====== Records to process ======
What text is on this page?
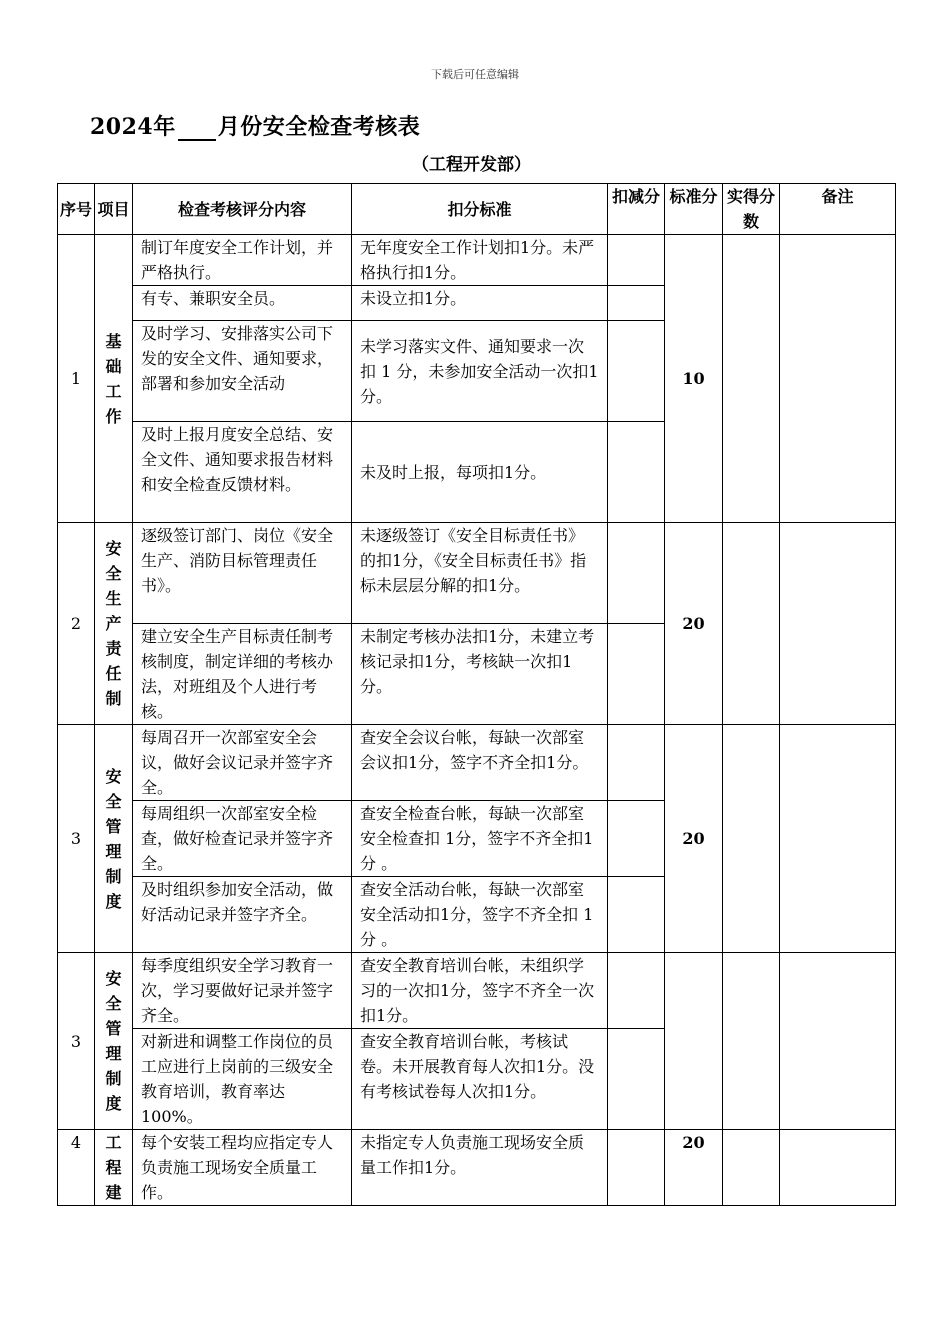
下载后可任意编辑
2024年 月份安全检查考核表
（工程开发部）
序号	项目	检查考核评分内容	扣分标准	扣减分	标准分	实得分数	备注
1	基础工作	制订年度安全工作计划，并严格执行。	无年度安全工作计划扣1分。未严格执行扣1分。		10		
		有专、兼职安全员。	未设立扣1分。				
		及时学习、安排落实公司下发的安全文件、通知要求，部署和参加安全活动	未学习落实文件、通知要求一次扣 1 分，未参加安全活动一次扣1分。				
		及时上报月度安全总结、安全文件、通知要求报告材料和安全检查反馈材料。	未及时上报，每项扣1分。				
2	安全生产责任制	逐级签订部门、岗位《安全生产、消防目标管理责任书》。	未逐级签订《安全目标责任书》的扣1分，《安全目标责任书》指标未层层分解的扣1分。		20		
		建立安全生产目标责任制考核制度，制定详细的考核办法，对班组及个人进行考核。	未制定考核办法扣1分，未建立考核记录扣1分，考核缺一次扣1分。				
3	安全管理制度	每周召开一次部室安全会议，做好会议记录并签字齐全。	查安全会议台帐，每缺一次部室会议扣1分，签字不齐全扣1分。		20		
		每周组织一次部室安全检查，做好检查记录并签字齐全。	查安全检查台帐，每缺一次部室安全检查扣 1分，签字不齐全扣1分 。				
		及时组织参加安全活动，做好活动记录并签字齐全。	查安全活动台帐，每缺一次部室安全活动扣1分，签字不齐全扣 1分 。				
3	安全管理制度	每季度组织安全学习教育一次，学习要做好记录并签字齐全。	查安全教育培训台帐，未组织学习的一次扣1分，签字不齐全一次扣1分。				
		对新进和调整工作岗位的员工应进行上岗前的三级安全教育培训，教育率达100%。	查安全教育培训台帐，考核试卷。未开展教育每人次扣1分。没有考核试卷每人次扣1分。				
4	工程建	每个安装工程均应指定专人负责施工现场安全质量工作。	未指定专人负责施工现场安全质量工作扣1分。		20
======
The problem: Report how many lines of the records above contain the word "查安全教育培训台帐", giving only the number.

Finished exercise: 2